_Instructions to follow:_
From the entries below, copy every line holding the word "regarding".

_Data for this exercise:_

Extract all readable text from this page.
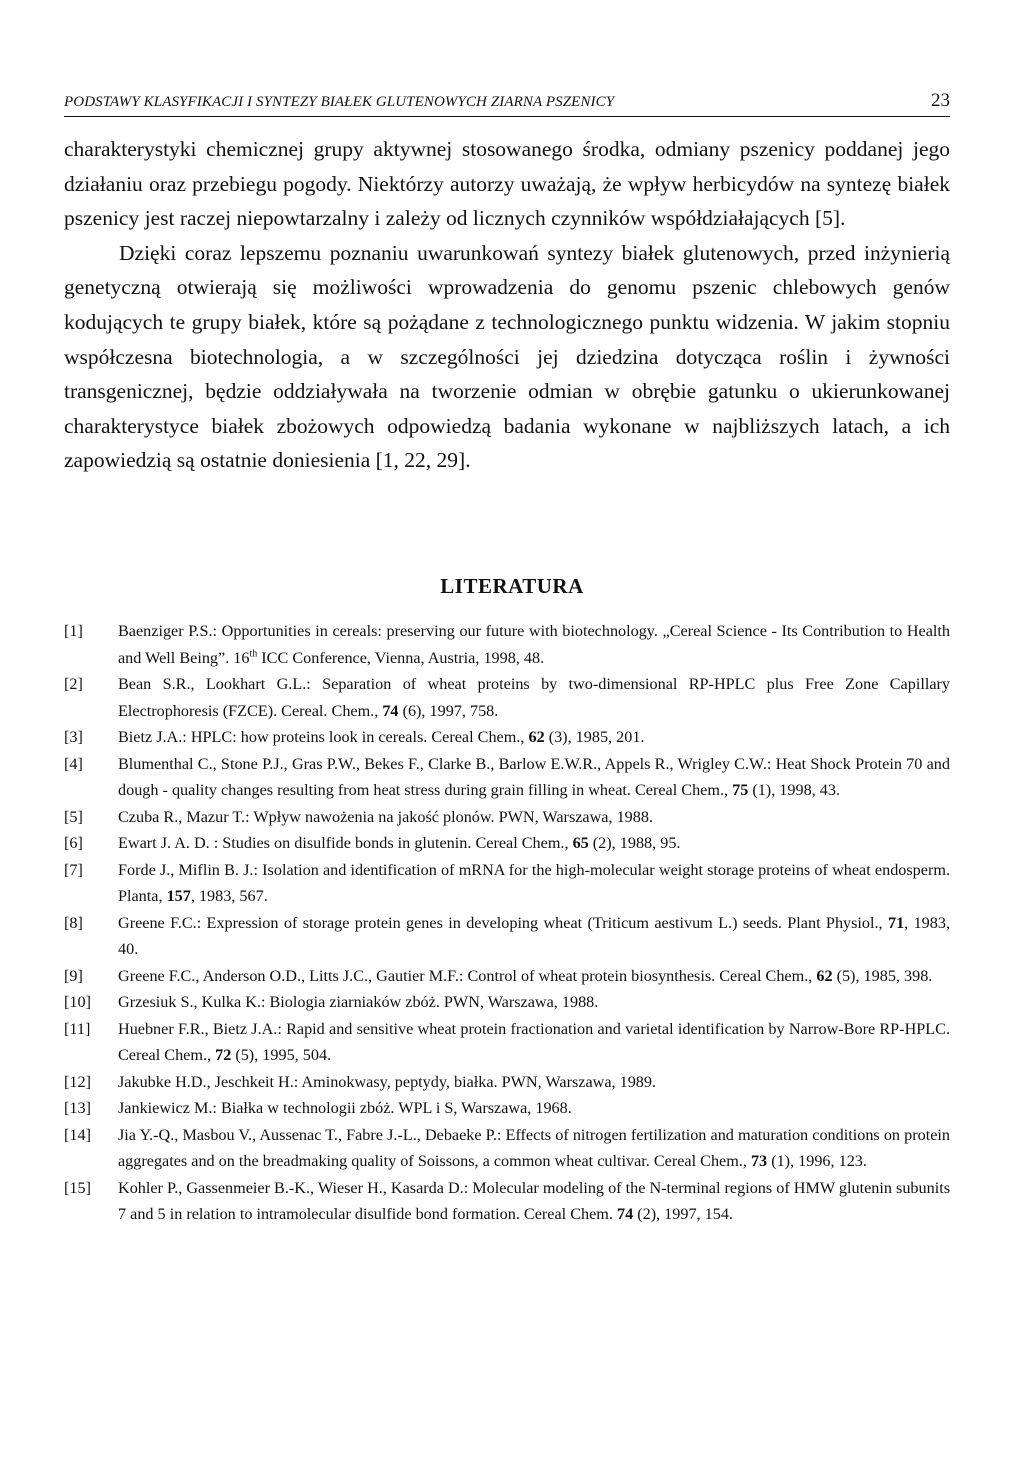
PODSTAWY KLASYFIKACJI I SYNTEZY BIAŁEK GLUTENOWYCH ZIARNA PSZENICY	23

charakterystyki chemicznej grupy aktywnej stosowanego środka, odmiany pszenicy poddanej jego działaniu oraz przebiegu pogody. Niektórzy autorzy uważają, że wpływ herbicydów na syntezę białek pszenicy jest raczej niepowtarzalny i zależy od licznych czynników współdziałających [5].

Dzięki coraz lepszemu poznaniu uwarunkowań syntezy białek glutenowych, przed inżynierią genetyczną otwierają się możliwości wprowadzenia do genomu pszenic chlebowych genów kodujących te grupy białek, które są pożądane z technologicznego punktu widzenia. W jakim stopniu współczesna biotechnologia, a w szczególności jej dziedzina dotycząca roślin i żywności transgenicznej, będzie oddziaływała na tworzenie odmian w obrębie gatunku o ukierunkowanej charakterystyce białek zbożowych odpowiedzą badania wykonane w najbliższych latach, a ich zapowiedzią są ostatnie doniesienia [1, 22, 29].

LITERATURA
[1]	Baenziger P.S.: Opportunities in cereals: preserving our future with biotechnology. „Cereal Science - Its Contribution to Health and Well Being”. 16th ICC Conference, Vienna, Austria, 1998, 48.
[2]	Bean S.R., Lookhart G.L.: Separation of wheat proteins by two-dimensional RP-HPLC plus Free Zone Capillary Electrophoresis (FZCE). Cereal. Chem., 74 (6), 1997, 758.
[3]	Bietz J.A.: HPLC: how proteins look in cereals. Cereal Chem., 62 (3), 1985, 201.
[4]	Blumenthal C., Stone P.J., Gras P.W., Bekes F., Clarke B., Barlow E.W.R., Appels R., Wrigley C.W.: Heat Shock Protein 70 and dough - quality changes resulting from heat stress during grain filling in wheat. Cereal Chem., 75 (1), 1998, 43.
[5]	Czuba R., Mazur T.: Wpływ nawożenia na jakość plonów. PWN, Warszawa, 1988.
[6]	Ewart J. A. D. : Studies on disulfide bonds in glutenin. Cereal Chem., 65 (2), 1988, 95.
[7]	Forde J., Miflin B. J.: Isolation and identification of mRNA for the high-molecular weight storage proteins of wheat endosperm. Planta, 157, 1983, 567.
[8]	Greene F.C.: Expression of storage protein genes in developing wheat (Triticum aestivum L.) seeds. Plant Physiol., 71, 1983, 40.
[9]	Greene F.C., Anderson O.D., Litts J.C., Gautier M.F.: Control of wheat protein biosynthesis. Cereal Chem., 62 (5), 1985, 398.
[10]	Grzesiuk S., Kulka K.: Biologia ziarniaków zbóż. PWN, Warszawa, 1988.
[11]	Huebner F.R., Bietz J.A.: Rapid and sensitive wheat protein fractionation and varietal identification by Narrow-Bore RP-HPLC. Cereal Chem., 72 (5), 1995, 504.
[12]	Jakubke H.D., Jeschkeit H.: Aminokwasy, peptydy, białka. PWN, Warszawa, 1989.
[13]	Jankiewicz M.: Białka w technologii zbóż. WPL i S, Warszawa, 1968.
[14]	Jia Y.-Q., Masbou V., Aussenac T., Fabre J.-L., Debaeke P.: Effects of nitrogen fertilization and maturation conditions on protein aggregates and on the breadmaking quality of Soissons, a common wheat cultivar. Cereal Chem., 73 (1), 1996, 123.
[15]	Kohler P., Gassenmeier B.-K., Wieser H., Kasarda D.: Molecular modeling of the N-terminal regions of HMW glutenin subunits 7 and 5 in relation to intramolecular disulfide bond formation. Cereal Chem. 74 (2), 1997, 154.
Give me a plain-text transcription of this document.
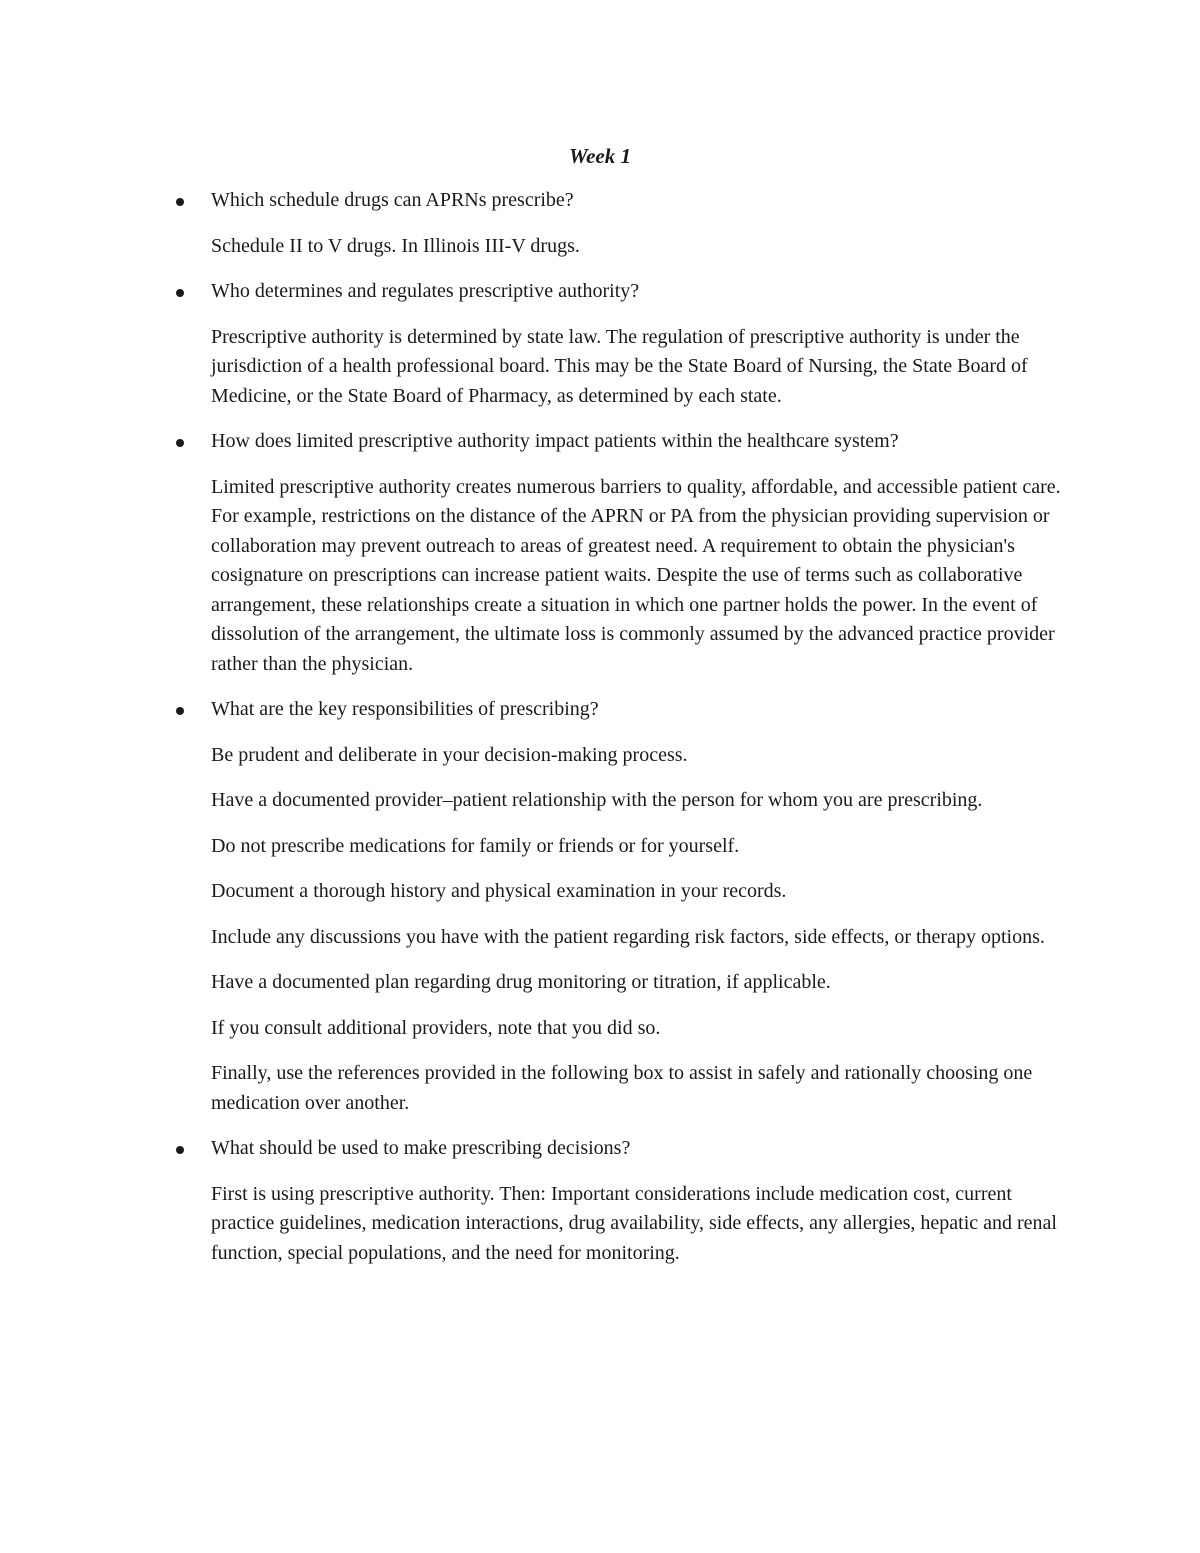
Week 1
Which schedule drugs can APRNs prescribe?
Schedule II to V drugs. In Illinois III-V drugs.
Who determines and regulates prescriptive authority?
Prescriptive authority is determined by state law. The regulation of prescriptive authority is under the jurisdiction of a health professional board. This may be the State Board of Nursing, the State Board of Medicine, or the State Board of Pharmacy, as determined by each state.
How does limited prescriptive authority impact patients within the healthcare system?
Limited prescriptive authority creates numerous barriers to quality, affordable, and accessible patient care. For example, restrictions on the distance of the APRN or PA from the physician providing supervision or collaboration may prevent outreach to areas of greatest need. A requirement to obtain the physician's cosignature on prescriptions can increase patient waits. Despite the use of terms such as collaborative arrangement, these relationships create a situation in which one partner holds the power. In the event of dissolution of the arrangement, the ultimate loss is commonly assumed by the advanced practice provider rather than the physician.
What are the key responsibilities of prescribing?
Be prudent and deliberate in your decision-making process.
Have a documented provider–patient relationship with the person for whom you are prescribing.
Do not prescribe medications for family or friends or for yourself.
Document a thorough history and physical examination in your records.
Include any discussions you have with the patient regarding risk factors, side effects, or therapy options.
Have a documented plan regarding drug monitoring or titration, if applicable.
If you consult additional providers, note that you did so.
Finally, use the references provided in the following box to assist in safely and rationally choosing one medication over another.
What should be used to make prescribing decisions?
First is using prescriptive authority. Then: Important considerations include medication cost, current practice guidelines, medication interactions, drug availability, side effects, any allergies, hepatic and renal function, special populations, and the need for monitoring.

_Task response:_
Include any discussions you have with the patient regarding risk factors, side effects, or therapy options.
Have a documented plan regarding drug monitoring or titration, if applicable.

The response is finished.